- [WHAT THE EXERCISE ASKS]
Your job is to retype all of the data word for word, leaving every image out.

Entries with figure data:
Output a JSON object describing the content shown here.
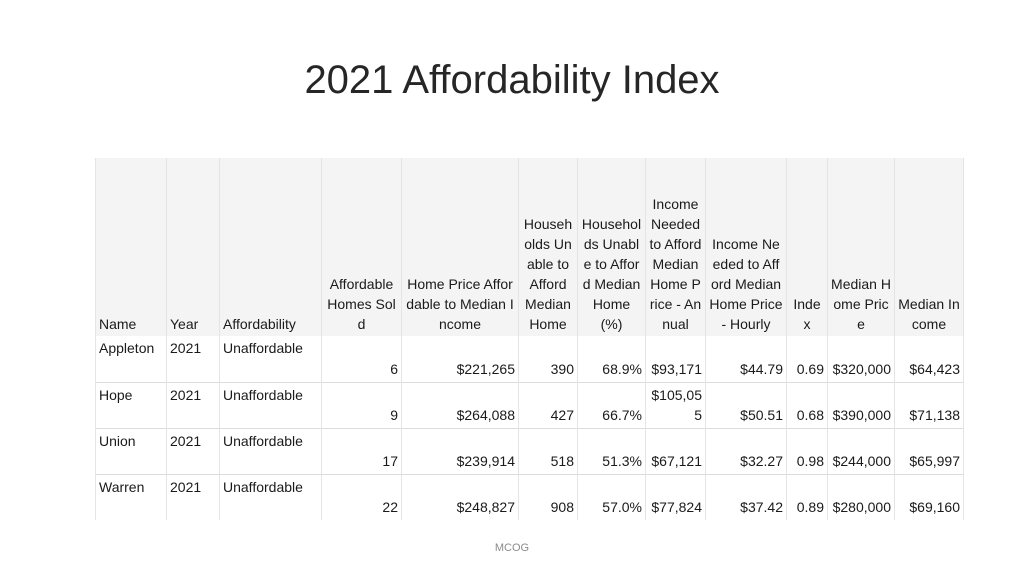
{
  "title": "2021 Affordability Index",
  "footer": "MCOG",
  "table": {
    "headers": [
      "Name",
      "Year",
      "Affordability",
      "Affordable Homes Sold",
      "Home Price Affordable to Median Income",
      "Households Unable to Afford Median Home",
      "Households Unable to Afford Median Home (%)",
      "Income Needed to Afford Median Home Price - Annual",
      "Income Needed to Afford Median Home Price - Hourly",
      "Index",
      "Median Home Price",
      "Median Income"
    ],
    "rows": [
      [
        "Appleton",
        "2021",
        "Unaffordable",
        "6",
        "$221,265",
        "390",
        "68.9%",
        "$93,171",
        "$44.79",
        "0.69",
        "$320,000",
        "$64,423"
      ],
      [
        "Hope",
        "2021",
        "Unaffordable",
        "9",
        "$264,088",
        "427",
        "66.7%",
        "$105,055",
        "$50.51",
        "0.68",
        "$390,000",
        "$71,138"
      ],
      [
        "Union",
        "2021",
        "Unaffordable",
        "17",
        "$239,914",
        "518",
        "51.3%",
        "$67,121",
        "$32.27",
        "0.98",
        "$244,000",
        "$65,997"
      ],
      [
        "Warren",
        "2021",
        "Unaffordable",
        "22",
        "$248,827",
        "908",
        "57.0%",
        "$77,824",
        "$37.42",
        "0.89",
        "$280,000",
        "$69,160"
      ]
    ]
  }
}
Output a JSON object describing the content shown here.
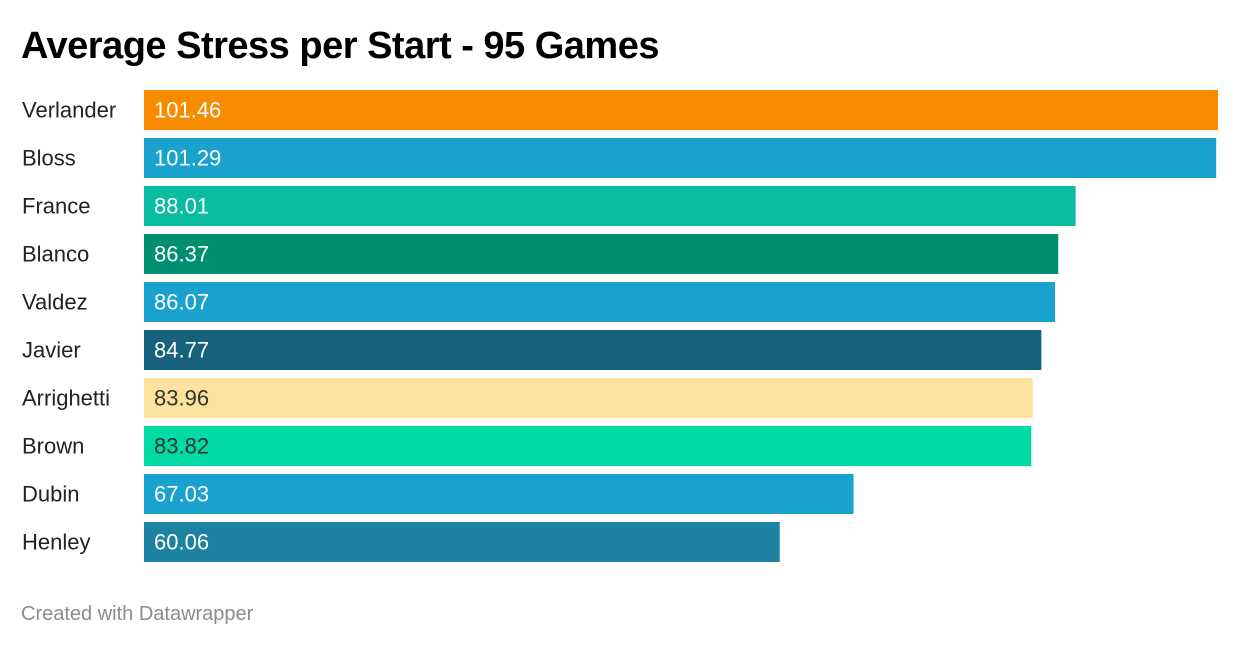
{
  "header": {
    "title": "Average Stress per Start - 95 Games"
  },
  "footer": {
    "credit": "Created with Datawrapper"
  },
  "chart_data": {
    "type": "bar",
    "orientation": "horizontal",
    "title": "Average Stress per Start - 95 Games",
    "xlabel": "",
    "ylabel": "",
    "grid": false,
    "legend": "none",
    "xlim": [
      0,
      101.46
    ],
    "categories": [
      "Verlander",
      "Bloss",
      "France",
      "Blanco",
      "Valdez",
      "Javier",
      "Arrighetti",
      "Brown",
      "Dubin",
      "Henley"
    ],
    "values": [
      101.46,
      101.29,
      88.01,
      86.37,
      86.07,
      84.77,
      83.96,
      83.82,
      67.03,
      60.06
    ],
    "value_labels": [
      "101.46",
      "101.29",
      "88.01",
      "86.37",
      "86.07",
      "84.77",
      "83.96",
      "83.82",
      "67.03",
      "60.06"
    ],
    "colors": [
      "#f78c00",
      "#19a2ce",
      "#0abda0",
      "#008f71",
      "#19a2ce",
      "#16627d",
      "#fee39e",
      "#00dba5",
      "#19a2ce",
      "#1d81a2"
    ],
    "label_colors": [
      "#ffffff",
      "#ffffff",
      "#ffffff",
      "#ffffff",
      "#ffffff",
      "#ffffff",
      "#333333",
      "#333333",
      "#ffffff",
      "#ffffff"
    ]
  }
}
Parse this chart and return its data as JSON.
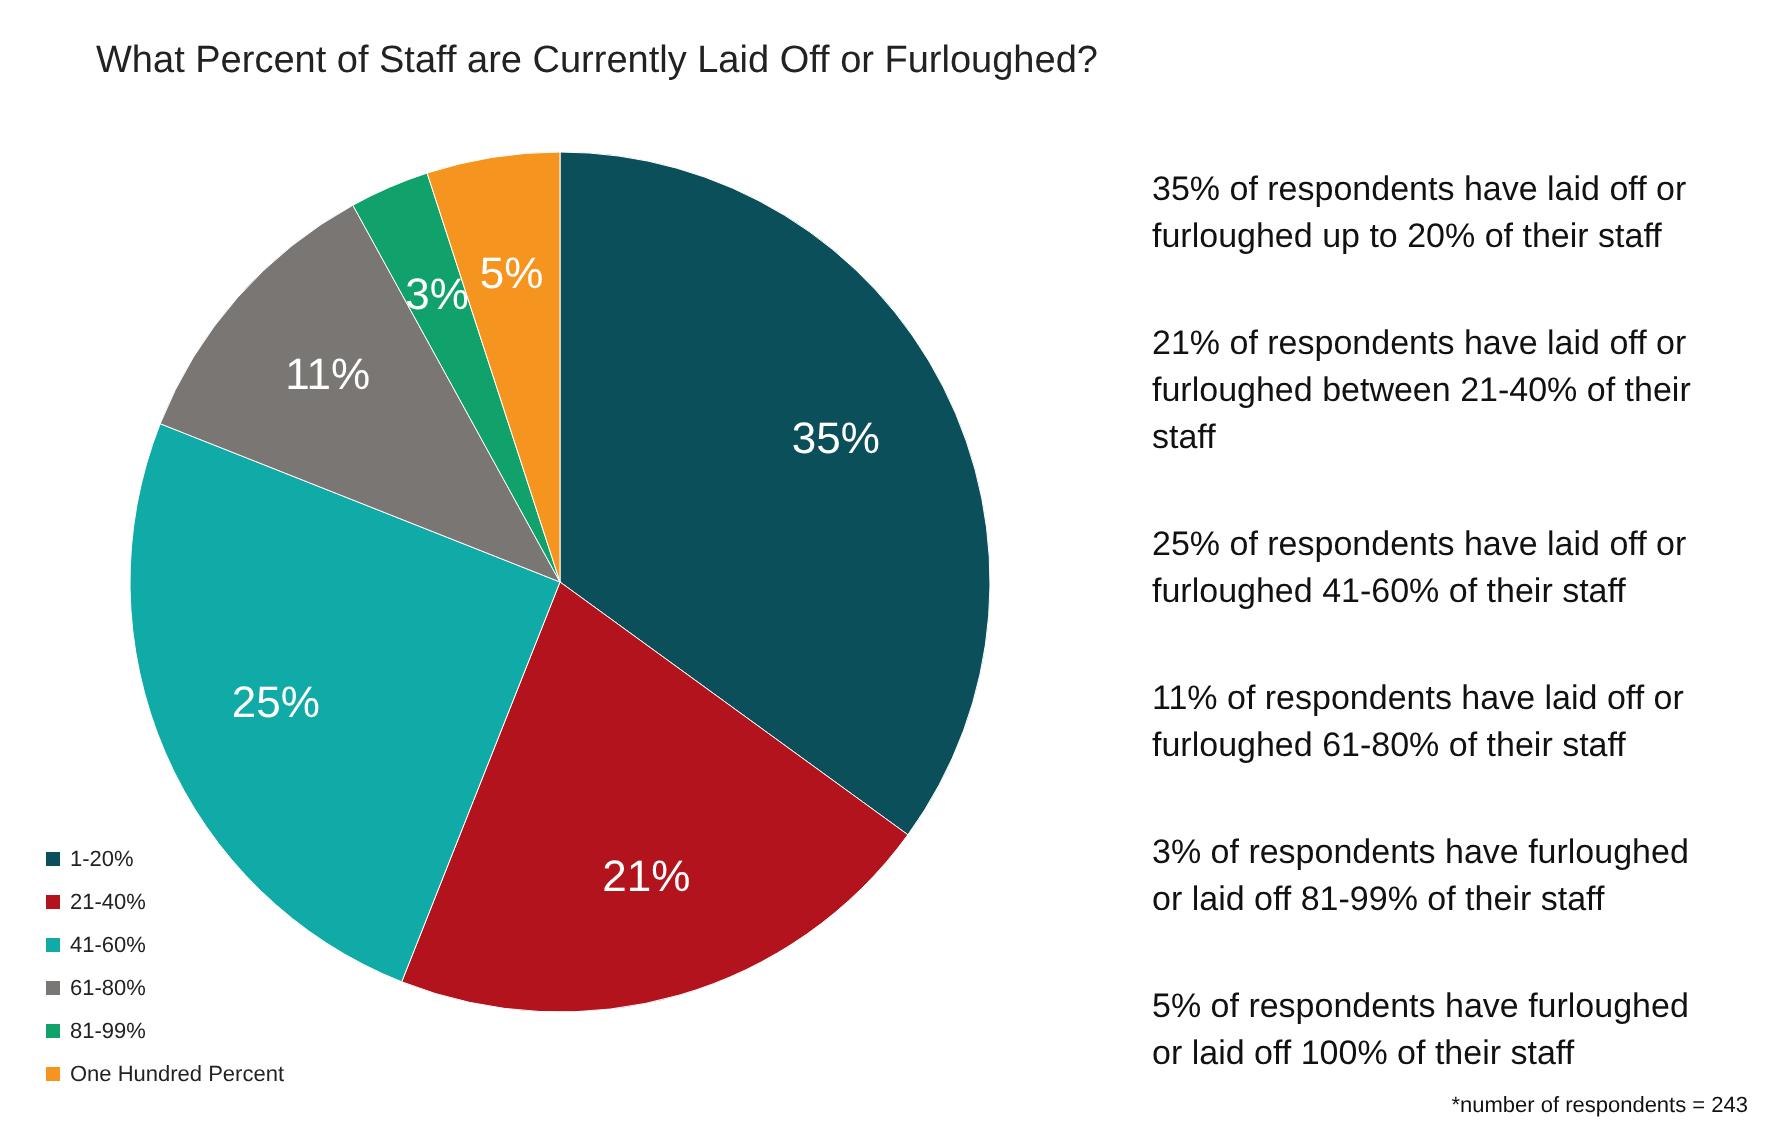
{
  "chart_data": {
    "type": "pie",
    "title": "What Percent of Staff are Currently Laid Off or Furloughed?",
    "categories": [
      "1-20%",
      "21-40%",
      "41-60%",
      "61-80%",
      "81-99%",
      "One Hundred Percent"
    ],
    "values": [
      35,
      21,
      25,
      11,
      3,
      5
    ],
    "colors": [
      "#0b4f5b",
      "#b3131c",
      "#10aaa7",
      "#797674",
      "#11a26c",
      "#f5951f"
    ],
    "value_labels": [
      "35%",
      "21%",
      "25%",
      "11%",
      "3%",
      "5%"
    ],
    "legend": "bottom left",
    "annotations": [
      "35% of respondents have laid off or furloughed up to 20% of their staff",
      "21% of respondents have laid off or furloughed between 21-40% of their staff",
      "25% of respondents have laid off or furloughed 41-60% of their staff",
      "11% of respondents have laid off or furloughed 61-80% of their staff",
      "3% of respondents have furloughed or laid off 81-99% of their staff",
      "5% of respondents have furloughed or laid off 100% of their staff",
      "*number of respondents = 243"
    ]
  }
}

- [FINAL ANSWER]
Output a JSON object describing the content shown here.
{
  "title": "2021 Affordability Index",
  "footer": "MCOG",
  "table": {
    "headers": [
      "Name",
      "Year",
      "Affordability",
      "Affordable Homes Sold",
      "Home Price Affordable to Median Income",
      "Households Unable to Afford Median Home",
      "Households Unable to Afford Median Home (%)",
      "Income Needed to Afford Median Home Price - Annual",
      "Income Needed to Afford Median Home Price - Hourly",
      "Index",
      "Median Home Price",
      "Median Income"
    ],
    "rows": [
      [
        "Appleton",
        "2021",
        "Unaffordable",
        "6",
        "$221,265",
        "390",
        "68.9%",
        "$93,171",
        "$44.79",
        "0.69",
        "$320,000",
        "$64,423"
      ],
      [
        "Hope",
        "2021",
        "Unaffordable",
        "9",
        "$264,088",
        "427",
        "66.7%",
        "$105,055",
        "$50.51",
        "0.68",
        "$390,000",
        "$71,138"
      ],
      [
        "Union",
        "2021",
        "Unaffordable",
        "17",
        "$239,914",
        "518",
        "51.3%",
        "$67,121",
        "$32.27",
        "0.98",
        "$244,000",
        "$65,997"
      ],
      [
        "Warren",
        "2021",
        "Unaffordable",
        "22",
        "$248,827",
        "908",
        "57.0%",
        "$77,824",
        "$37.42",
        "0.89",
        "$280,000",
        "$69,160"
      ]
    ]
  }
}
Output a JSON object describing the content shown here.
{
  "header": {
    "title": "Average Stress per Start - 95 Games"
  },
  "footer": {
    "credit": "Created with Datawrapper"
  },
  "chart_data": {
    "type": "bar",
    "orientation": "horizontal",
    "title": "Average Stress per Start - 95 Games",
    "xlabel": "",
    "ylabel": "",
    "grid": false,
    "legend": "none",
    "xlim": [
      0,
      101.46
    ],
    "categories": [
      "Verlander",
      "Bloss",
      "France",
      "Blanco",
      "Valdez",
      "Javier",
      "Arrighetti",
      "Brown",
      "Dubin",
      "Henley"
    ],
    "values": [
      101.46,
      101.29,
      88.01,
      86.37,
      86.07,
      84.77,
      83.96,
      83.82,
      67.03,
      60.06
    ],
    "value_labels": [
      "101.46",
      "101.29",
      "88.01",
      "86.37",
      "86.07",
      "84.77",
      "83.96",
      "83.82",
      "67.03",
      "60.06"
    ],
    "colors": [
      "#f78c00",
      "#19a2ce",
      "#0abda0",
      "#008f71",
      "#19a2ce",
      "#16627d",
      "#fee39e",
      "#00dba5",
      "#19a2ce",
      "#1d81a2"
    ],
    "label_colors": [
      "#ffffff",
      "#ffffff",
      "#ffffff",
      "#ffffff",
      "#ffffff",
      "#ffffff",
      "#333333",
      "#333333",
      "#ffffff",
      "#ffffff"
    ]
  }
}
Parse this chart and return its data as JSON.
{
  "chart_data": {
    "type": "pie",
    "title": "What Percent of Staff are Currently Laid Off or Furloughed?",
    "categories": [
      "1-20%",
      "21-40%",
      "41-60%",
      "61-80%",
      "81-99%",
      "One Hundred Percent"
    ],
    "values": [
      35,
      21,
      25,
      11,
      3,
      5
    ],
    "colors": [
      "#0b4f5b",
      "#b3131c",
      "#10aaa7",
      "#797674",
      "#11a26c",
      "#f5951f"
    ],
    "value_labels": [
      "35%",
      "21%",
      "25%",
      "11%",
      "3%",
      "5%"
    ],
    "legend": "bottom left",
    "annotations": [
      "35% of respondents have laid off or furloughed up to 20% of their staff",
      "21% of respondents have laid off or furloughed between 21-40% of their staff",
      "25% of respondents have laid off or furloughed 41-60% of their staff",
      "11% of respondents have laid off or furloughed 61-80% of their staff",
      "3% of respondents have furloughed or laid off 81-99% of their staff",
      "5% of respondents have furloughed or laid off 100% of their staff",
      "*number of respondents = 243"
    ]
  }
}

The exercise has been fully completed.